- [Exercise task]:
Repeat the data that follows, word for word, without the images.

== == ==

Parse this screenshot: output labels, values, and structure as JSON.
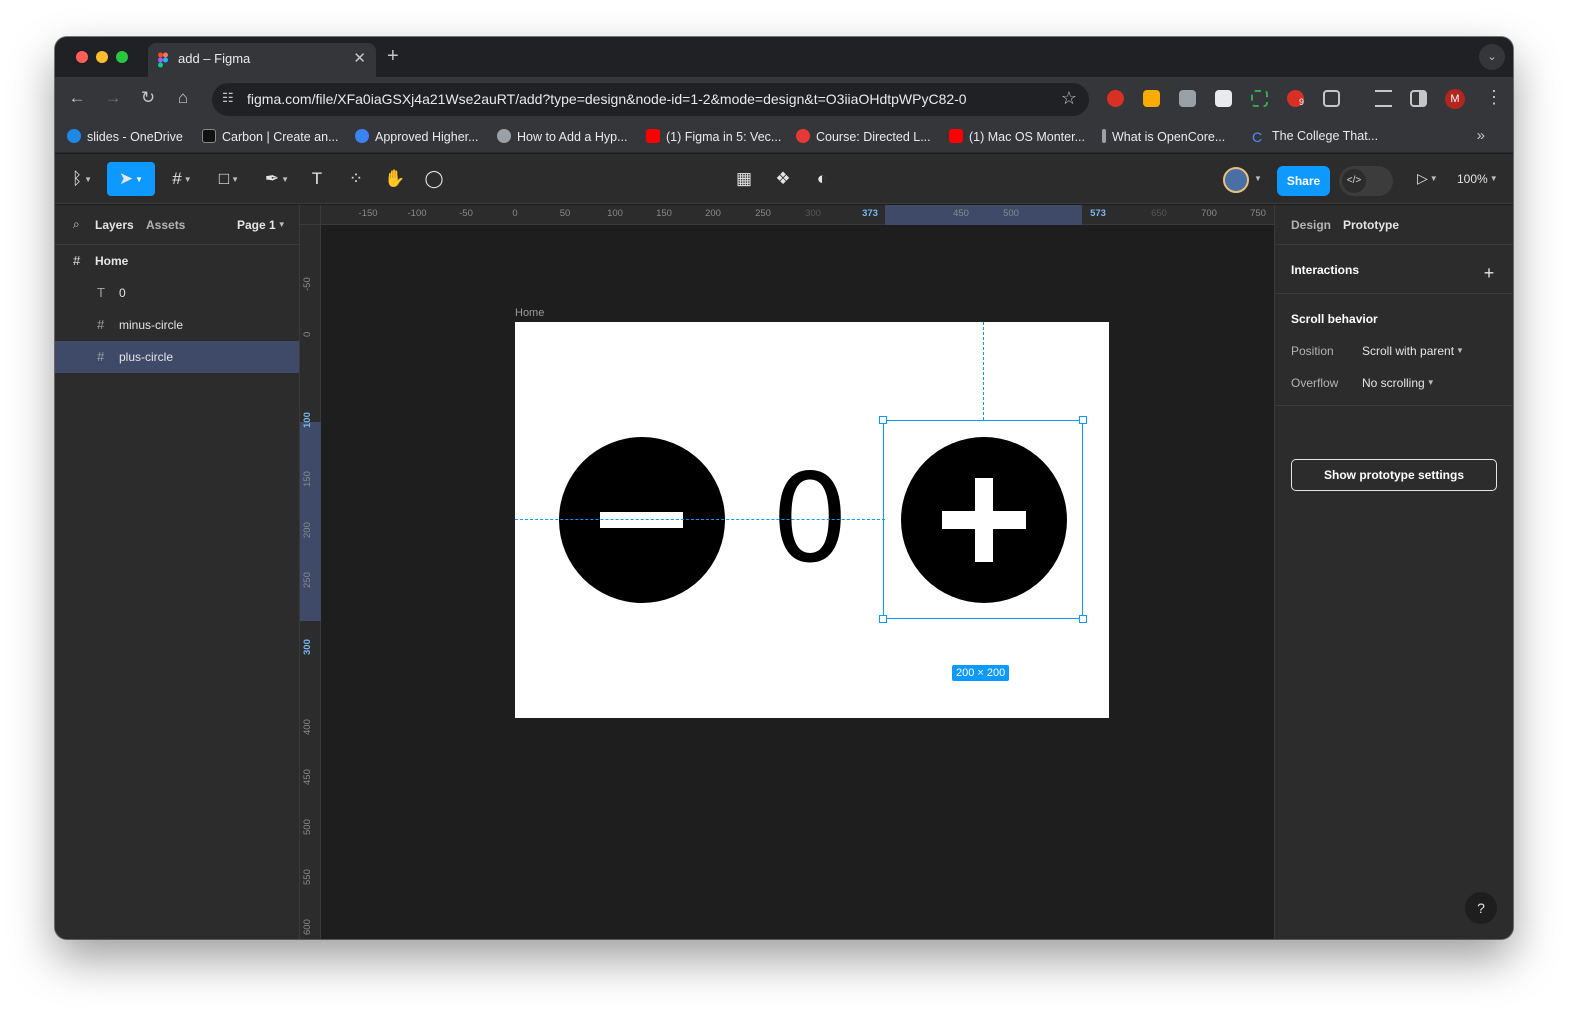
{
  "browser": {
    "tab_title": "add – Figma",
    "url": "figma.com/file/XFa0iaGSXj4a21Wse2auRT/add?type=design&node-id=1-2&mode=design&t=O3iiaOHdtpWPyC82-0",
    "profile_initial": "M",
    "extension_badge": "9",
    "bookmarks": [
      {
        "label": "slides - OneDrive",
        "color": "#1e88e5"
      },
      {
        "label": "Carbon | Create an...",
        "color": "#222222"
      },
      {
        "label": "Approved Higher...",
        "color": "#3b82f6"
      },
      {
        "label": "How to Add a Hyp...",
        "color": "#9aa0a6"
      },
      {
        "label": "(1) Figma in 5: Vec...",
        "color": "#ff0000"
      },
      {
        "label": "Course: Directed L...",
        "color": "#e53935"
      },
      {
        "label": "(1) Mac OS Monter...",
        "color": "#ff0000"
      },
      {
        "label": "What is OpenCore...",
        "color": "#9aa0a6"
      },
      {
        "label": "The College That...",
        "color": "#4f8cff"
      }
    ]
  },
  "figma": {
    "share_label": "Share",
    "zoom": "100%",
    "left_panel": {
      "tab_layers": "Layers",
      "tab_assets": "Assets",
      "page": "Page 1",
      "layers": [
        {
          "name": "Home",
          "icon": "frame-icon",
          "selected": false
        },
        {
          "name": "0",
          "icon": "text-icon",
          "selected": false
        },
        {
          "name": "minus-circle",
          "icon": "frame-icon",
          "selected": false
        },
        {
          "name": "plus-circle",
          "icon": "frame-icon",
          "selected": true
        }
      ]
    },
    "rulers": {
      "top": [
        "-150",
        "-100",
        "-50",
        "0",
        "50",
        "100",
        "150",
        "200",
        "250",
        "300",
        "373",
        "450",
        "500",
        "573",
        "650",
        "700",
        "750"
      ],
      "left": [
        "-50",
        "0",
        "100",
        "150",
        "200",
        "250",
        "300",
        "400",
        "450",
        "500",
        "550",
        "600"
      ]
    },
    "canvas": {
      "frame_name": "Home",
      "counter_text": "0",
      "selection_size": "200 × 200"
    },
    "right_panel": {
      "tab_design": "Design",
      "tab_prototype": "Prototype",
      "interactions": "Interactions",
      "scroll_behavior": "Scroll behavior",
      "position_label": "Position",
      "position_value": "Scroll with parent",
      "overflow_label": "Overflow",
      "overflow_value": "No scrolling",
      "proto_settings": "Show prototype settings",
      "help": "?"
    }
  }
}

== == ==

- [Result of the exercise]:
Parse this screenshot: output labels, values, and structure as JSON.
{
  "browser": {
    "tab_title": "add – Figma",
    "url": "figma.com/file/XFa0iaGSXj4a21Wse2auRT/add?type=design&node-id=1-2&mode=design&t=O3iiaOHdtpWPyC82-0",
    "profile_initial": "M",
    "extension_badge": "9",
    "bookmarks": [
      {
        "label": "slides - OneDrive",
        "color": "#1e88e5"
      },
      {
        "label": "Carbon | Create an...",
        "color": "#222222"
      },
      {
        "label": "Approved Higher...",
        "color": "#3b82f6"
      },
      {
        "label": "How to Add a Hyp...",
        "color": "#9aa0a6"
      },
      {
        "label": "(1) Figma in 5: Vec...",
        "color": "#ff0000"
      },
      {
        "label": "Course: Directed L...",
        "color": "#e53935"
      },
      {
        "label": "(1) Mac OS Monter...",
        "color": "#ff0000"
      },
      {
        "label": "What is OpenCore...",
        "color": "#9aa0a6"
      },
      {
        "label": "The College That...",
        "color": "#4f8cff"
      }
    ]
  },
  "figma": {
    "share_label": "Share",
    "zoom": "100%",
    "left_panel": {
      "tab_layers": "Layers",
      "tab_assets": "Assets",
      "page": "Page 1",
      "layers": [
        {
          "name": "Home",
          "icon": "frame-icon",
          "selected": false
        },
        {
          "name": "0",
          "icon": "text-icon",
          "selected": false
        },
        {
          "name": "minus-circle",
          "icon": "frame-icon",
          "selected": false
        },
        {
          "name": "plus-circle",
          "icon": "frame-icon",
          "selected": true
        }
      ]
    },
    "rulers": {
      "top": [
        "-150",
        "-100",
        "-50",
        "0",
        "50",
        "100",
        "150",
        "200",
        "250",
        "300",
        "373",
        "450",
        "500",
        "573",
        "650",
        "700",
        "750"
      ],
      "left": [
        "-50",
        "0",
        "100",
        "150",
        "200",
        "250",
        "300",
        "400",
        "450",
        "500",
        "550",
        "600"
      ]
    },
    "canvas": {
      "frame_name": "Home",
      "counter_text": "0",
      "selection_size": "200 × 200"
    },
    "right_panel": {
      "tab_design": "Design",
      "tab_prototype": "Prototype",
      "interactions": "Interactions",
      "scroll_behavior": "Scroll behavior",
      "position_label": "Position",
      "position_value": "Scroll with parent",
      "overflow_label": "Overflow",
      "overflow_value": "No scrolling",
      "proto_settings": "Show prototype settings",
      "help": "?"
    }
  }
}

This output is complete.